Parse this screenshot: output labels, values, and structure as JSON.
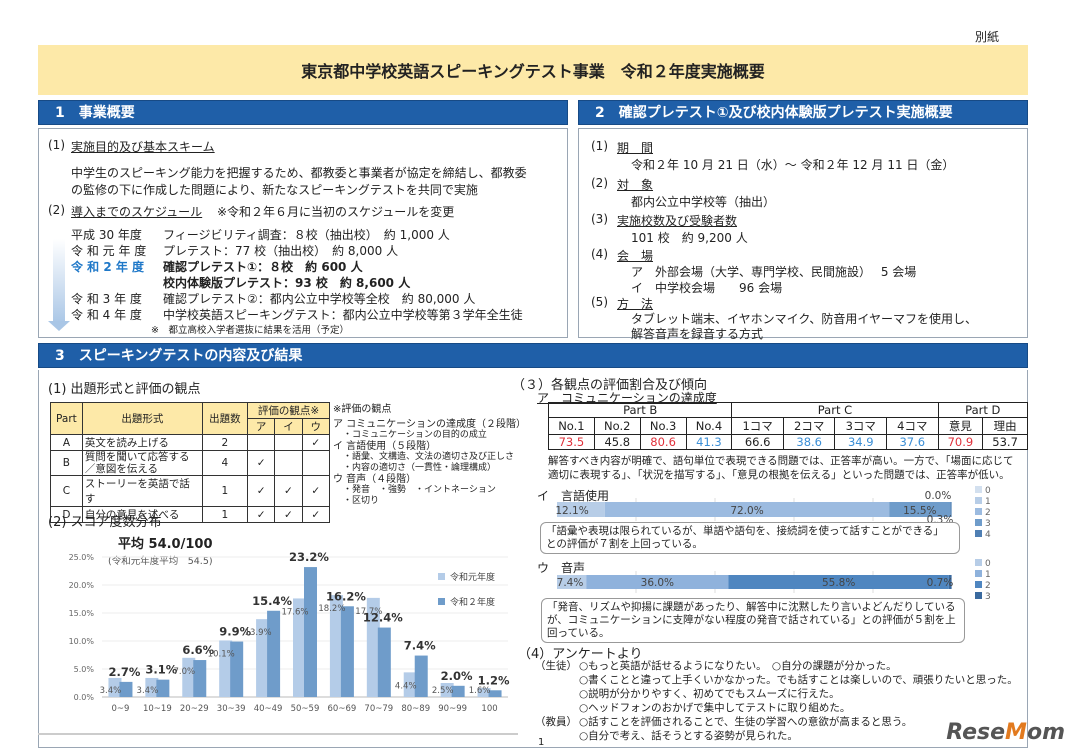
{
  "annex_label": "別紙",
  "title": "東京都中学校英語スピーキングテスト事業　令和２年度実施概要",
  "section1": {
    "header": "1　事業概要",
    "item1_num": "(1)",
    "item1_title": "実施目的及び基本スキーム",
    "item1_text": [
      "中学生のスピーキング能力を把握するため、都教委と事業者が協定を締結し、都教委",
      "の監修の下に作成した問題により、新たなスピーキングテストを共同で実施"
    ],
    "item2_num": "(2)",
    "item2_title": "導入までのスケジュール",
    "item2_note": "※令和２年６月に当初のスケジュールを変更",
    "schedule": [
      {
        "year": "平成 30 年度",
        "text": "フィージビリティ調査：８校（抽出校）　約 1,000 人"
      },
      {
        "year": "令 和 元 年 度",
        "text": "プレテスト：77 校（抽出校）　約 8,000 人"
      },
      {
        "year": "令 和 2 年 度",
        "text": "確認プレテスト①：８校　約 600 人"
      },
      {
        "year": "",
        "text": "校内体験版プレテスト：93 校　約 8,600 人"
      },
      {
        "year": "令 和 3 年 度",
        "text": "確認プレテスト②：都内公立中学校等全校　約 80,000 人"
      },
      {
        "year": "令 和 4 年 度",
        "text": "中学校英語スピーキングテスト：都内公立中学校等第３学年全生徒"
      }
    ],
    "schedule_note": "※　都立高校入学者選抜に結果を活用（予定）"
  },
  "section2": {
    "header": "2　確認プレテスト①及び校内体験版プレテスト実施概要",
    "items": [
      {
        "num": "(1)",
        "title": "期　間",
        "lines": [
          "令和２年 10 月 21 日（水）～ 令和２年 12 月 11 日（金）"
        ]
      },
      {
        "num": "(2)",
        "title": "対　象",
        "lines": [
          "都内公立中学校等（抽出）"
        ]
      },
      {
        "num": "(3)",
        "title": "実施校数及び受験者数",
        "lines": [
          "101 校　約 9,200 人"
        ]
      },
      {
        "num": "(4)",
        "title": "会　場",
        "lines": [
          "ア　外部会場（大学、専門学校、民間施設）　 5 会場",
          "イ　中学校会場　　96 会場"
        ]
      },
      {
        "num": "(5)",
        "title": "方　法",
        "lines": [
          "タブレット端末、イヤホンマイク、防音用イヤーマフを使用し、",
          "解答音声を録音する方式"
        ]
      }
    ]
  },
  "section3": {
    "header": "3　スピーキングテストの内容及び結果",
    "sub1": "(1)  出題形式と評価の観点",
    "table1": {
      "h_part": "Part",
      "h_format": "出題形式",
      "h_count": "出題数",
      "h_view": "評価の観点※",
      "h_a": "ア",
      "h_i": "イ",
      "h_u": "ウ",
      "rows": [
        {
          "part": "A",
          "format": "英文を読み上げる",
          "count": "2",
          "a": "",
          "i": "",
          "u": "✓"
        },
        {
          "part": "B",
          "format": "質問を聞いて応答する／意図を伝える",
          "count": "4",
          "a": "✓",
          "i": "",
          "u": ""
        },
        {
          "part": "C",
          "format": "ストーリーを英語で話す",
          "count": "1",
          "a": "✓",
          "i": "✓",
          "u": "✓"
        },
        {
          "part": "D",
          "format": "自分の意見を述べる",
          "count": "1",
          "a": "✓",
          "i": "✓",
          "u": "✓"
        }
      ]
    },
    "viewpoints": {
      "title": "※評価の観点",
      "lines": [
        "ア コミュニケーションの達成度（２段階）",
        "・コミュニケーションの目的の成立",
        "イ 言語使用（５段階）",
        "・語彙、文構造、文法の適切さ及び正しさ",
        "・内容の適切さ（一貫性・論理構成）",
        "ウ 音声（４段階）",
        "・発音　・強勢　・イントネーション",
        "・区切り"
      ]
    },
    "sub2": "(2)  スコア度数分布",
    "avg_label": "平均 54.0/100",
    "prev_avg": "(令和元年度平均　54.5)",
    "sub3": "（３）各観点の評価割合及び傾向",
    "sub3a": "ア　コミュニケーションの達成度",
    "table2": {
      "groups": [
        "Part B",
        "Part C",
        "Part D"
      ],
      "cols": [
        "No.1",
        "No.2",
        "No.3",
        "No.4",
        "1コマ",
        "2コマ",
        "3コマ",
        "4コマ",
        "意見",
        "理由"
      ],
      "values": [
        "73.5",
        "45.8",
        "80.6",
        "41.3",
        "66.6",
        "38.6",
        "34.9",
        "37.6",
        "70.9",
        "53.7"
      ],
      "value_colors": [
        "#e0303a",
        "#222222",
        "#e0303a",
        "#3a8ed6",
        "#222222",
        "#3a8ed6",
        "#3a8ed6",
        "#3a8ed6",
        "#e0303a",
        "#222222"
      ]
    },
    "sub3a_text": [
      "解答すべき内容が明確で、語句単位で表現できる問題では、正答率が高い。一方で、「場面に応じて",
      "適切に表現する」、「状況を描写する」、「意見の根拠を伝える」といった問題では、正答率が低い。"
    ],
    "sub3b": "イ　言語使用",
    "sub3b_callout": "「語彙や表現は限られているが、単語や語句を、接続詞を使って話すことができる」との評価が７割を上回っている。",
    "sub3c": "ウ　音声",
    "sub3c_callout": "「発音、リズムや抑揚に課題があったり、解答中に沈黙したり言いよどんだりしているが、コミュニケーションに支障がない程度の発音で話されている」との評価が５割を上回っている。",
    "sub4": "（4）アンケートより",
    "survey": [
      {
        "who": "（生徒）",
        "text": "○もっと英語が話せるようになりたい。　○自分の課題が分かった。"
      },
      {
        "who": "",
        "text": "○書くことと違って上手くいかなかった。でも話すことは楽しいので、頑張りたいと思った。"
      },
      {
        "who": "",
        "text": "○説明が分かりやすく、初めてでもスムーズに行えた。"
      },
      {
        "who": "",
        "text": "○ヘッドフォンのおかげで集中してテストに取り組めた。"
      },
      {
        "who": "（教員）",
        "text": "○話すことを評価されることで、生徒の学習への意欲が高まると思う。"
      },
      {
        "who": "",
        "text": "○自分で考え、話そうとする姿勢が見られた。"
      }
    ]
  },
  "page_number": "1",
  "watermark": "ReseMom",
  "colors": {
    "banner": "#fde9a8",
    "header": "#1f5fa8",
    "bar_prev": "#b4cce8",
    "bar_curr": "#6f9cca",
    "accent_blue": "#1f78c8"
  },
  "chart_data": [
    {
      "type": "bar",
      "categories": [
        "0~9",
        "10~19",
        "20~29",
        "30~39",
        "40~49",
        "50~59",
        "60~69",
        "70~79",
        "80~89",
        "90~99",
        "100"
      ],
      "series": [
        {
          "name": "令和元年度",
          "values": [
            3.4,
            3.4,
            7.0,
            10.1,
            13.9,
            17.6,
            18.2,
            17.7,
            4.4,
            2.5,
            1.6
          ]
        },
        {
          "name": "令和２年度",
          "values": [
            2.7,
            3.1,
            6.6,
            9.9,
            15.4,
            23.2,
            16.2,
            12.4,
            7.4,
            2.0,
            1.2
          ]
        }
      ],
      "yticks": [
        "0.0%",
        "5.0%",
        "10.0%",
        "15.0%",
        "20.0%",
        "25.0%"
      ],
      "ylim": [
        0,
        25
      ],
      "legend": "right",
      "grid": true
    },
    {
      "type": "bar",
      "stacked": true,
      "orientation": "horizontal",
      "title": "イ　言語使用",
      "legend_labels": [
        "0",
        "1",
        "2",
        "3",
        "4"
      ],
      "values": [
        0.0,
        12.1,
        72.0,
        15.5,
        0.3
      ],
      "labels": [
        "0.0%",
        "12.1%",
        "72.0%",
        "15.5%",
        "0.3%"
      ],
      "colors": [
        "#d3e0ef",
        "#b7cde7",
        "#9cbbe0",
        "#6f9cca",
        "#4f7fb3"
      ]
    },
    {
      "type": "bar",
      "stacked": true,
      "orientation": "horizontal",
      "title": "ウ　音声",
      "legend_labels": [
        "0",
        "1",
        "2",
        "3"
      ],
      "values": [
        7.4,
        36.0,
        55.8,
        0.7
      ],
      "labels": [
        "7.4%",
        "36.0%",
        "55.8%",
        "0.7%"
      ],
      "colors": [
        "#b7cde7",
        "#8fb2dc",
        "#4f86c0",
        "#3a6a9f"
      ]
    }
  ]
}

------------------------------------------------------------

• _WHAT YOU NEED TO DO_
Copy all lines from the entries that contain the word "コミュニケーションの達成度".

• _THE SOLUTION_
        "ア コミュニケーションの達成度（２段階）",
    "sub3a": "ア　コミュニケーションの達成度",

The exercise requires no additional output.